**Task objective**
Reproduce every line of the material below, but drop the pictures.

(Data listing)
(begin)
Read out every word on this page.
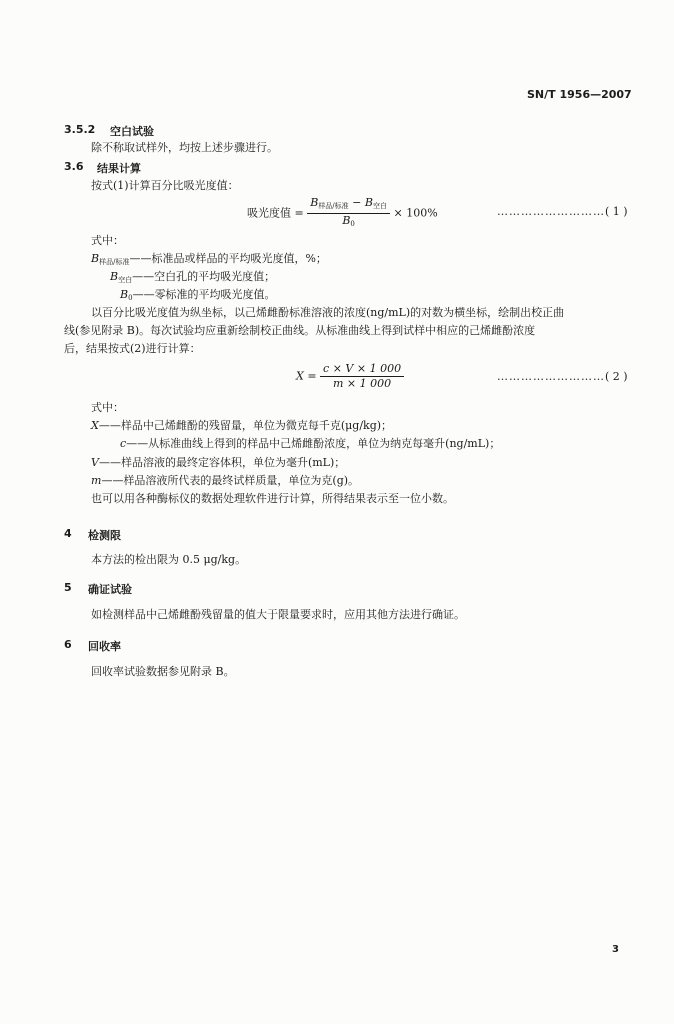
SN/T 1956—2007
3.5.2 空白试验
除不称取试样外，均按上述步骤进行。
3.6 结果计算
按式(1)计算百分比吸光度值：
吸光度值 = $\frac{B_{样品/标准} - B_{空白}}{B_0} \times 100\%$	………………………( 1 )
式中：
$B_{样品/标准}——$标准品或样品的平均吸光度值，%；
$B_{空白}——$空白孔的平均吸光度值；
$B_0——$零标准的平均吸光度值。
以百分比吸光度值为纵坐标，以己烯雌酚标准溶液的浓度(ng/mL)的对数为横坐标，绘制出校正曲
线(参见附录 B)。每次试验均应重新绘制校正曲线。从标准曲线上得到试样中相应的己烯雌酚浓度
后，结果按式(2)进行计算：
$X = \frac{c \times V \times 1 000}{m \times 1 000}$	………………………( 2 )
式中：
X——样品中己烯雌酚的残留量，单位为微克每千克(μg/kg)；
c——从标准曲线上得到的样品中己烯雌酚浓度，单位为纳克每毫升(ng/mL)；
V——样品溶液的最终定容体积，单位为毫升(mL)；
m——样品溶液所代表的最终试样质量，单位为克(g)。
也可以用各种酶标仪的数据处理软件进行计算，所得结果表示至一位小数。
4 检测限
本方法的检出限为 0.5 μg/kg。
5 确证试验
如检测样品中己烯雌酚残留量的值大于限量要求时，应用其他方法进行确证。
6 回收率
回收率试验数据参见附录 B。
3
(end)
**Answer to this task**
Read out every word on this page.
SN/T 1956—2007
3.5.2 空白试验
除不称取试样外，均按上述步骤进行。
3.6 结果计算
按式(1)计算百分比吸光度值：
吸光度值 = $\frac{B_{样品/标准} - B_{空白}}{B_0} \times 100\%$	………………………( 1 )
式中：
$B_{样品/标准}——$标准品或样品的平均吸光度值，%；
$B_{空白}——$空白孔的平均吸光度值；
$B_0——$零标准的平均吸光度值。
以百分比吸光度值为纵坐标，以己烯雌酚标准溶液的浓度(ng/mL)的对数为横坐标，绘制出校正曲
线(参见附录 B)。每次试验均应重新绘制校正曲线。从标准曲线上得到试样中相应的己烯雌酚浓度
后，结果按式(2)进行计算：
$X = \frac{c \times V \times 1 000}{m \times 1 000}$	………………………( 2 )
式中：
X——样品中己烯雌酚的残留量，单位为微克每千克(μg/kg)；
c——从标准曲线上得到的样品中己烯雌酚浓度，单位为纳克每毫升(ng/mL)；
V——样品溶液的最终定容体积，单位为毫升(mL)；
m——样品溶液所代表的最终试样质量，单位为克(g)。
也可以用各种酶标仪的数据处理软件进行计算，所得结果表示至一位小数。
4 检测限
本方法的检出限为 0.5 μg/kg。
5 确证试验
如检测样品中己烯雌酚残留量的值大于限量要求时，应用其他方法进行确证。
6 回收率
回收率试验数据参见附录 B。
3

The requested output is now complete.